▶ **STATED TASK**
Return the records that follow, matching each one exactly.

▶ **RECORD SET**
****
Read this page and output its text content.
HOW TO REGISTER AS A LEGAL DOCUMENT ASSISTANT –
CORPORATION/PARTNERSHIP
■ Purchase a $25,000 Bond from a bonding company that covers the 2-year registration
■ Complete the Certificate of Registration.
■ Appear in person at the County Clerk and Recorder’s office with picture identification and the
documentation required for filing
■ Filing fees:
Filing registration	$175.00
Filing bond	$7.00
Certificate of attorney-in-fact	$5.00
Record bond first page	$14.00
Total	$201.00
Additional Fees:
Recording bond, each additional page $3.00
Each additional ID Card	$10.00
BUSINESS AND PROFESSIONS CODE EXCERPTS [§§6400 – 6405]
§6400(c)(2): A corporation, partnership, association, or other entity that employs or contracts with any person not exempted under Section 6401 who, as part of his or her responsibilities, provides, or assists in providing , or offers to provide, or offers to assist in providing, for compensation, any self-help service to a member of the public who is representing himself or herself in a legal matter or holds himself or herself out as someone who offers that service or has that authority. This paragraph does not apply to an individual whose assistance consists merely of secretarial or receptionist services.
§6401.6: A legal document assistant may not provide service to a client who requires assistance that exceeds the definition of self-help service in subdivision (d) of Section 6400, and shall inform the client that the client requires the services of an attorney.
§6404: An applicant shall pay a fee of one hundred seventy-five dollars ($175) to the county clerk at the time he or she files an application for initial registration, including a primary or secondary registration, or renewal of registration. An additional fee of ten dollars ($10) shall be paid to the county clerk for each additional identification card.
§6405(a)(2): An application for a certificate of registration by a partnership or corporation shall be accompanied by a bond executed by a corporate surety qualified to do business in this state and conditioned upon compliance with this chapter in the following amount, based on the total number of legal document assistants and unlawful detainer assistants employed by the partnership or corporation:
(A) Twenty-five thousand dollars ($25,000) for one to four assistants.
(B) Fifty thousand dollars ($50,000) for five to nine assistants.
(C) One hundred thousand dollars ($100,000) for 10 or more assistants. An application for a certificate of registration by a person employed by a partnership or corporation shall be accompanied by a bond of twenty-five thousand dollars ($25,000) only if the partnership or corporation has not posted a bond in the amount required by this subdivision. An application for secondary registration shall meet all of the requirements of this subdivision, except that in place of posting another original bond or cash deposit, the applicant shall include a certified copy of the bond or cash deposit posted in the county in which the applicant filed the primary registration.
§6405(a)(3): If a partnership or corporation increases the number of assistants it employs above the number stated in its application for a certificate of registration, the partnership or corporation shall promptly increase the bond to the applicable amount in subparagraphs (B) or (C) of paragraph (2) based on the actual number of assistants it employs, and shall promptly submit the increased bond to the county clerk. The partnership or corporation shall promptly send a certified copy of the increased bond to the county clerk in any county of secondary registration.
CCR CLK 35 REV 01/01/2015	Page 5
****
▶ **FINAL RESULT**
Read this page and output its text content.
HOW TO REGISTER AS A LEGAL DOCUMENT ASSISTANT –
CORPORATION/PARTNERSHIP
■ Purchase a $25,000 Bond from a bonding company that covers the 2-year registration
■ Complete the Certificate of Registration.
■ Appear in person at the County Clerk and Recorder’s office with picture identification and the
documentation required for filing
■ Filing fees:
Filing registration	$175.00
Filing bond	$7.00
Certificate of attorney-in-fact	$5.00
Record bond first page	$14.00
Total	$201.00
Additional Fees:
Recording bond, each additional page $3.00
Each additional ID Card	$10.00
BUSINESS AND PROFESSIONS CODE EXCERPTS [§§6400 – 6405]
§6400(c)(2): A corporation, partnership, association, or other entity that employs or contracts with any person not exempted under Section 6401 who, as part of his or her responsibilities, provides, or assists in providing , or offers to provide, or offers to assist in providing, for compensation, any self-help service to a member of the public who is representing himself or herself in a legal matter or holds himself or herself out as someone who offers that service or has that authority. This paragraph does not apply to an individual whose assistance consists merely of secretarial or receptionist services.
§6401.6: A legal document assistant may not provide service to a client who requires assistance that exceeds the definition of self-help service in subdivision (d) of Section 6400, and shall inform the client that the client requires the services of an attorney.
§6404: An applicant shall pay a fee of one hundred seventy-five dollars ($175) to the county clerk at the time he or she files an application for initial registration, including a primary or secondary registration, or renewal of registration. An additional fee of ten dollars ($10) shall be paid to the county clerk for each additional identification card.
§6405(a)(2): An application for a certificate of registration by a partnership or corporation shall be accompanied by a bond executed by a corporate surety qualified to do business in this state and conditioned upon compliance with this chapter in the following amount, based on the total number of legal document assistants and unlawful detainer assistants employed by the partnership or corporation:
(A) Twenty-five thousand dollars ($25,000) for one to four assistants.
(B) Fifty thousand dollars ($50,000) for five to nine assistants.
(C) One hundred thousand dollars ($100,000) for 10 or more assistants. An application for a certificate of registration by a person employed by a partnership or corporation shall be accompanied by a bond of twenty-five thousand dollars ($25,000) only if the partnership or corporation has not posted a bond in the amount required by this subdivision. An application for secondary registration shall meet all of the requirements of this subdivision, except that in place of posting another original bond or cash deposit, the applicant shall include a certified copy of the bond or cash deposit posted in the county in which the applicant filed the primary registration.
§6405(a)(3): If a partnership or corporation increases the number of assistants it employs above the number stated in its application for a certificate of registration, the partnership or corporation shall promptly increase the bond to the applicable amount in subparagraphs (B) or (C) of paragraph (2) based on the actual number of assistants it employs, and shall promptly submit the increased bond to the county clerk. The partnership or corporation shall promptly send a certified copy of the increased bond to the county clerk in any county of secondary registration.
CCR CLK 35 REV 01/01/2015	Page 5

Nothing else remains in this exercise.